- EXERCISE INPUTS:

◇ ◇ ◇

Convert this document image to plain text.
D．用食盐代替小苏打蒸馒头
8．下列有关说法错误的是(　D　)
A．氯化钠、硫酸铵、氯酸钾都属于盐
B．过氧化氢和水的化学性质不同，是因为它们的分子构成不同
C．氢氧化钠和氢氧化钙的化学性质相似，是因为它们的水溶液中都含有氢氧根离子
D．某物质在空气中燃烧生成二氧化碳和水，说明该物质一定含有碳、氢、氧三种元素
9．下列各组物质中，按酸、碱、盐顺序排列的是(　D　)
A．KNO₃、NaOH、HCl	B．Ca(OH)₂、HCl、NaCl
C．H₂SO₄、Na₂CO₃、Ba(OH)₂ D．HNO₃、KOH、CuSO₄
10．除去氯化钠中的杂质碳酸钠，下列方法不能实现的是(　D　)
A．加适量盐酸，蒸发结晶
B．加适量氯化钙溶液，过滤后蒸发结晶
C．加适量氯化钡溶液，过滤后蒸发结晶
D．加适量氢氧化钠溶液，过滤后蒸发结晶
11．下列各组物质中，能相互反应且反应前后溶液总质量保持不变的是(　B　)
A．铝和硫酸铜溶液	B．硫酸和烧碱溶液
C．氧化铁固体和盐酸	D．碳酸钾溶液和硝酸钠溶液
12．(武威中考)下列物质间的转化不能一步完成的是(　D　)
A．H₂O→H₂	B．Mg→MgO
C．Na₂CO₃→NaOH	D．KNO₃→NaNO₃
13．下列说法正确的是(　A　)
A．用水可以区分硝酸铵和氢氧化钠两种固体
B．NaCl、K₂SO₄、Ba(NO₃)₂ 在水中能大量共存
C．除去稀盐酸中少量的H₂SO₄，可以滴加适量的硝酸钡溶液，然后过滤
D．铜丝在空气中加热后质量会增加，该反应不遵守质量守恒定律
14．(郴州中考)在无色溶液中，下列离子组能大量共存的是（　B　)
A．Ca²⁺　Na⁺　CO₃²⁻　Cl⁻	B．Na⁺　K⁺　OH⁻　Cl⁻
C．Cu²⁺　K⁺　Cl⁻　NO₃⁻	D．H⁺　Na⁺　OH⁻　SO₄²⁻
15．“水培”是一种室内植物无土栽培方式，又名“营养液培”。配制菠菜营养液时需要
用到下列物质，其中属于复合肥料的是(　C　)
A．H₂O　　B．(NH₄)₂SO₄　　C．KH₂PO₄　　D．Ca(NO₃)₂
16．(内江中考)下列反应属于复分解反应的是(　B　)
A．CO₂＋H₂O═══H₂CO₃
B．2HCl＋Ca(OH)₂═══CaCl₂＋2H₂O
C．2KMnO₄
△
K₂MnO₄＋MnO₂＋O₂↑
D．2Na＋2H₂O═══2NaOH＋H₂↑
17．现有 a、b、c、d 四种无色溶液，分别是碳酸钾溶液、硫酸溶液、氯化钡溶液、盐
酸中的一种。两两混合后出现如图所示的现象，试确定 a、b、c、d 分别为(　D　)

◇ ◇ ◇

- DIRECTIVE: In this exercise, repeat all entries exactly.

- COMPLETE RESPONSE:
Convert this document image to plain text.
D．用食盐代替小苏打蒸馒头
8．下列有关说法错误的是(　D　)
A．氯化钠、硫酸铵、氯酸钾都属于盐
B．过氧化氢和水的化学性质不同，是因为它们的分子构成不同
C．氢氧化钠和氢氧化钙的化学性质相似，是因为它们的水溶液中都含有氢氧根离子
D．某物质在空气中燃烧生成二氧化碳和水，说明该物质一定含有碳、氢、氧三种元素
9．下列各组物质中，按酸、碱、盐顺序排列的是(　D　)
A．KNO₃、NaOH、HCl	B．Ca(OH)₂、HCl、NaCl
C．H₂SO₄、Na₂CO₃、Ba(OH)₂ D．HNO₃、KOH、CuSO₄
10．除去氯化钠中的杂质碳酸钠，下列方法不能实现的是(　D　)
A．加适量盐酸，蒸发结晶
B．加适量氯化钙溶液，过滤后蒸发结晶
C．加适量氯化钡溶液，过滤后蒸发结晶
D．加适量氢氧化钠溶液，过滤后蒸发结晶
11．下列各组物质中，能相互反应且反应前后溶液总质量保持不变的是(　B　)
A．铝和硫酸铜溶液	B．硫酸和烧碱溶液
C．氧化铁固体和盐酸	D．碳酸钾溶液和硝酸钠溶液
12．(武威中考)下列物质间的转化不能一步完成的是(　D　)
A．H₂O→H₂	B．Mg→MgO
C．Na₂CO₃→NaOH	D．KNO₃→NaNO₃
13．下列说法正确的是(　A　)
A．用水可以区分硝酸铵和氢氧化钠两种固体
B．NaCl、K₂SO₄、Ba(NO₃)₂ 在水中能大量共存
C．除去稀盐酸中少量的H₂SO₄，可以滴加适量的硝酸钡溶液，然后过滤
D．铜丝在空气中加热后质量会增加，该反应不遵守质量守恒定律
14．(郴州中考)在无色溶液中，下列离子组能大量共存的是（　B　)
A．Ca²⁺　Na⁺　CO₃²⁻　Cl⁻	B．Na⁺　K⁺　OH⁻　Cl⁻
C．Cu²⁺　K⁺　Cl⁻　NO₃⁻	D．H⁺　Na⁺　OH⁻　SO₄²⁻
15．“水培”是一种室内植物无土栽培方式，又名“营养液培”。配制菠菜营养液时需要
用到下列物质，其中属于复合肥料的是(　C　)
A．H₂O　　B．(NH₄)₂SO₄　　C．KH₂PO₄　　D．Ca(NO₃)₂
16．(内江中考)下列反应属于复分解反应的是(　B　)
A．CO₂＋H₂O═══H₂CO₃
B．2HCl＋Ca(OH)₂═══CaCl₂＋2H₂O
C．2KMnO₄
△
K₂MnO₄＋MnO₂＋O₂↑
D．2Na＋2H₂O═══2NaOH＋H₂↑
17．现有 a、b、c、d 四种无色溶液，分别是碳酸钾溶液、硫酸溶液、氯化钡溶液、盐
酸中的一种。两两混合后出现如图所示的现象，试确定 a、b、c、d 分别为(　D　)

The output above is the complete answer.